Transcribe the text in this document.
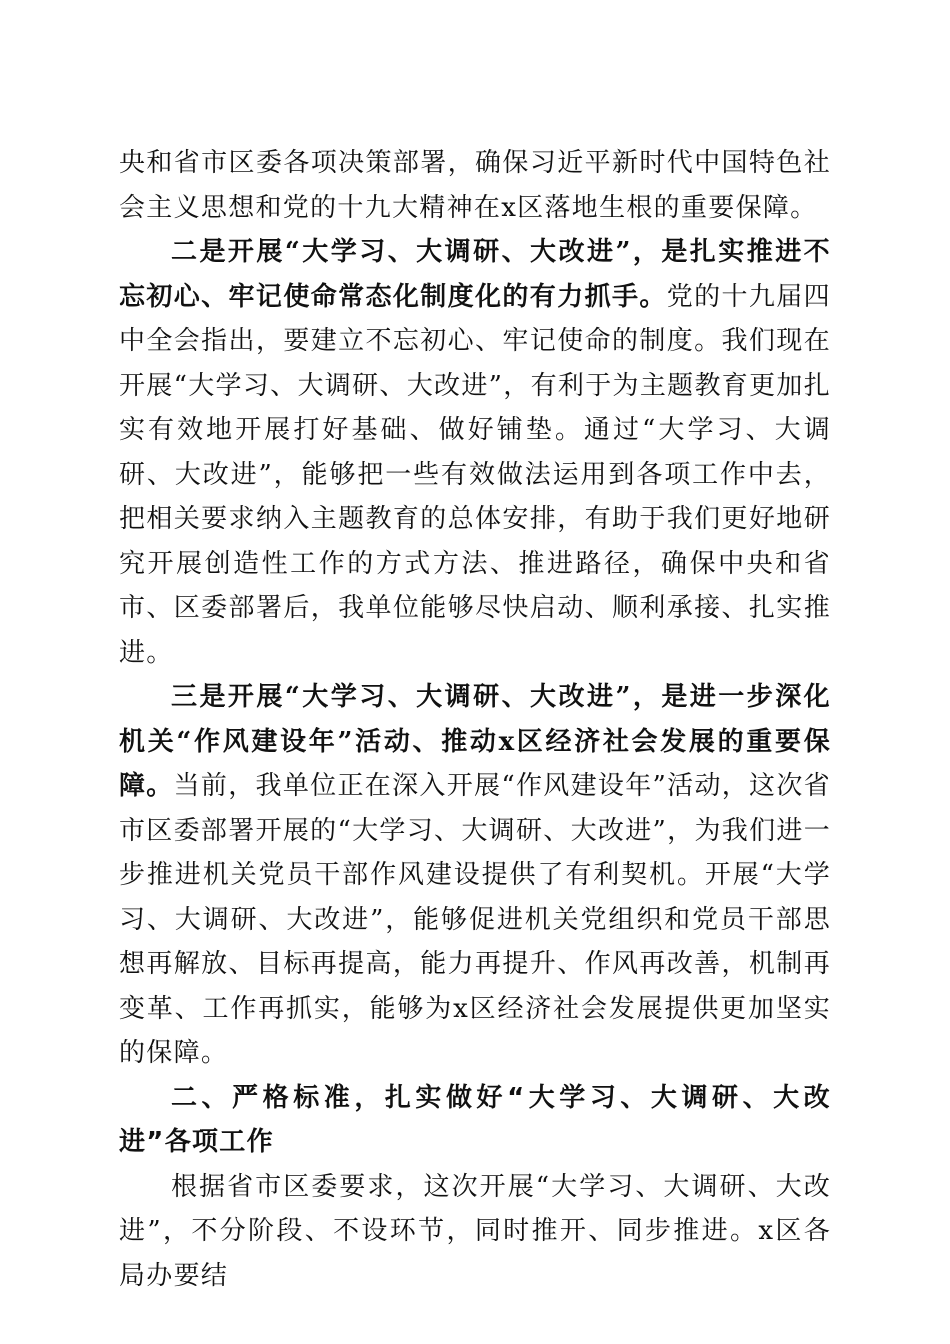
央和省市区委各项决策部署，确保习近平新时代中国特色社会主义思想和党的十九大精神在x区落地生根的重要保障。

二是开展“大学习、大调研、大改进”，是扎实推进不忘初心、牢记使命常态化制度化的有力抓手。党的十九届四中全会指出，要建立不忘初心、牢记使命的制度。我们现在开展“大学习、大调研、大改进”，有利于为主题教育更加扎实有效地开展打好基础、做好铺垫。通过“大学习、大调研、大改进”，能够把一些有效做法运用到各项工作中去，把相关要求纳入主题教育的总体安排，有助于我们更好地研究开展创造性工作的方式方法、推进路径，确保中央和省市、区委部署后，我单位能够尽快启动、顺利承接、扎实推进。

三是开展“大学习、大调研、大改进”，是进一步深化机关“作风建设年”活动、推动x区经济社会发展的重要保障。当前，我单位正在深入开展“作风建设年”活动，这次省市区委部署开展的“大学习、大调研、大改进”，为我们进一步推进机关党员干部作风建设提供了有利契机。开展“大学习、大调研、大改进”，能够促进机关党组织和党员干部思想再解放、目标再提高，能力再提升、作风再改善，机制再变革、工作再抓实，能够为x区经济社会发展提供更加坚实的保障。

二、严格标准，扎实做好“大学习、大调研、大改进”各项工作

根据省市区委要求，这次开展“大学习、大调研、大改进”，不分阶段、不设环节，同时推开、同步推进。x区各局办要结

▶ PROBLEM:
Do not include the images; transcribe the rest of the listing exactly.

▶ TASK RESULT:
Transcribe the text in this document.
央和省市区委各项决策部署，确保习近平新时代中国特色社会主义思想和党的十九大精神在x区落地生根的重要保障。

二是开展“大学习、大调研、大改进”，是扎实推进不忘初心、牢记使命常态化制度化的有力抓手。党的十九届四中全会指出，要建立不忘初心、牢记使命的制度。我们现在开展“大学习、大调研、大改进”，有利于为主题教育更加扎实有效地开展打好基础、做好铺垫。通过“大学习、大调研、大改进”，能够把一些有效做法运用到各项工作中去，把相关要求纳入主题教育的总体安排，有助于我们更好地研究开展创造性工作的方式方法、推进路径，确保中央和省市、区委部署后，我单位能够尽快启动、顺利承接、扎实推进。

三是开展“大学习、大调研、大改进”，是进一步深化机关“作风建设年”活动、推动x区经济社会发展的重要保障。当前，我单位正在深入开展“作风建设年”活动，这次省市区委部署开展的“大学习、大调研、大改进”，为我们进一步推进机关党员干部作风建设提供了有利契机。开展“大学习、大调研、大改进”，能够促进机关党组织和党员干部思想再解放、目标再提高，能力再提升、作风再改善，机制再变革、工作再抓实，能够为x区经济社会发展提供更加坚实的保障。

二、严格标准，扎实做好“大学习、大调研、大改进”各项工作

根据省市区委要求，这次开展“大学习、大调研、大改进”，不分阶段、不设环节，同时推开、同步推进。x区各局办要结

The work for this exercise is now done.